START Exercise input

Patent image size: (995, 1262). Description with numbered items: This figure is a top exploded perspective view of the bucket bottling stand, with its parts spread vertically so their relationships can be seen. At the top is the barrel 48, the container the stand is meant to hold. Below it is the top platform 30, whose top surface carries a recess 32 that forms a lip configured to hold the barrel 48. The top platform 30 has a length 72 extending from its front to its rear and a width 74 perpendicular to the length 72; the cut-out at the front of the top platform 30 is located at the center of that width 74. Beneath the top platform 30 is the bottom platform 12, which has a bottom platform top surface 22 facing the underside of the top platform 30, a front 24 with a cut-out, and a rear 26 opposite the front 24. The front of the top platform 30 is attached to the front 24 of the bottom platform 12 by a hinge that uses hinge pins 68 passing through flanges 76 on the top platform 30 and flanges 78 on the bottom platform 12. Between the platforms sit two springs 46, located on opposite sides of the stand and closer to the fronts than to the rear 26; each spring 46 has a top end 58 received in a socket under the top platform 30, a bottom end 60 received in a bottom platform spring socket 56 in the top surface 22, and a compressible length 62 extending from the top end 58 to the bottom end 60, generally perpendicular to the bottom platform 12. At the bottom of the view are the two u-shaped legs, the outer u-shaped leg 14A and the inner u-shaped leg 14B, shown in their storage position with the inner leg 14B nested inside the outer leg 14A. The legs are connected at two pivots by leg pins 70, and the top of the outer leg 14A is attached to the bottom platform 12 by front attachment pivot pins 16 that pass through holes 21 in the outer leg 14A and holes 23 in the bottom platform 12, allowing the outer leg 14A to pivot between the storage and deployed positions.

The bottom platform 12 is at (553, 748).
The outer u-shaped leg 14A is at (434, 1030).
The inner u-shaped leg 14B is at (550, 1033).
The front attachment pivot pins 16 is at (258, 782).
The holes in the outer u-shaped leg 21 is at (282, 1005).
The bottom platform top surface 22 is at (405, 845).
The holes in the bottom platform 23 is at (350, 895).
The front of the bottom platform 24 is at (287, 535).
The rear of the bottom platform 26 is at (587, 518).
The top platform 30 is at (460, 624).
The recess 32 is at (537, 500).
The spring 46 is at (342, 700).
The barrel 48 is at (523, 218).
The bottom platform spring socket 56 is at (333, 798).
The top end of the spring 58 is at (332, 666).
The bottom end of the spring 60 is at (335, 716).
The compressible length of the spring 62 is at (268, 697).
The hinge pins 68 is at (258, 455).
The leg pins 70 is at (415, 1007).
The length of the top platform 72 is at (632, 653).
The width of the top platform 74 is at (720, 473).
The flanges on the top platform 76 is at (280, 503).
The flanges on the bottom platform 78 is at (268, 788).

END Exercise input

● **Instructions for the task**
Rewrite the lines of data above, replacing "bucket bottling stand" with "bottle filling stand" and leaving everything else unchanged.

● **Written solution**
Patent image size: (995, 1262). Description with numbered items: This figure is a top exploded perspective view of the bottle filling stand, with its parts spread vertically so their relationships can be seen. At the top is the barrel 48, the container the stand is meant to hold. Below it is the top platform 30, whose top surface carries a recess 32 that forms a lip configured to hold the barrel 48. The top platform 30 has a length 72 extending from its front to its rear and a width 74 perpendicular to the length 72; the cut-out at the front of the top platform 30 is located at the center of that width 74. Beneath the top platform 30 is the bottom platform 12, which has a bottom platform top surface 22 facing the underside of the top platform 30, a front 24 with a cut-out, and a rear 26 opposite the front 24. The front of the top platform 30 is attached to the front 24 of the bottom platform 12 by a hinge that uses hinge pins 68 passing through flanges 76 on the top platform 30 and flanges 78 on the bottom platform 12. Between the platforms sit two springs 46, located on opposite sides of the stand and closer to the fronts than to the rear 26; each spring 46 has a top end 58 received in a socket under the top platform 30, a bottom end 60 received in a bottom platform spring socket 56 in the top surface 22, and a compressible length 62 extending from the top end 58 to the bottom end 60, generally perpendicular to the bottom platform 12. At the bottom of the view are the two u-shaped legs, the outer u-shaped leg 14A and the inner u-shaped leg 14B, shown in their storage position with the inner leg 14B nested inside the outer leg 14A. The legs are connected at two pivots by leg pins 70, and the top of the outer leg 14A is attached to the bottom platform 12 by front attachment pivot pins 16 that pass through holes 21 in the outer leg 14A and holes 23 in the bottom platform 12, allowing the outer leg 14A to pivot between the storage and deployed positions.

The bottom platform 12 is at (553, 748).
The outer u-shaped leg 14A is at (434, 1030).
The inner u-shaped leg 14B is at (550, 1033).
The front attachment pivot pins 16 is at (258, 782).
The holes in the outer u-shaped leg 21 is at (282, 1005).
The bottom platform top surface 22 is at (405, 845).
The holes in the bottom platform 23 is at (350, 895).
The front of the bottom platform 24 is at (287, 535).
The rear of the bottom platform 26 is at (587, 518).
The top platform 30 is at (460, 624).
The recess 32 is at (537, 500).
The spring 46 is at (342, 700).
The barrel 48 is at (523, 218).
The bottom platform spring socket 56 is at (333, 798).
The top end of the spring 58 is at (332, 666).
The bottom end of the spring 60 is at (335, 716).
The compressible length of the spring 62 is at (268, 697).
The hinge pins 68 is at (258, 455).
The leg pins 70 is at (415, 1007).
The length of the top platform 72 is at (632, 653).
The width of the top platform 74 is at (720, 473).
The flanges on the top platform 76 is at (280, 503).
The flanges on the bottom platform 78 is at (268, 788).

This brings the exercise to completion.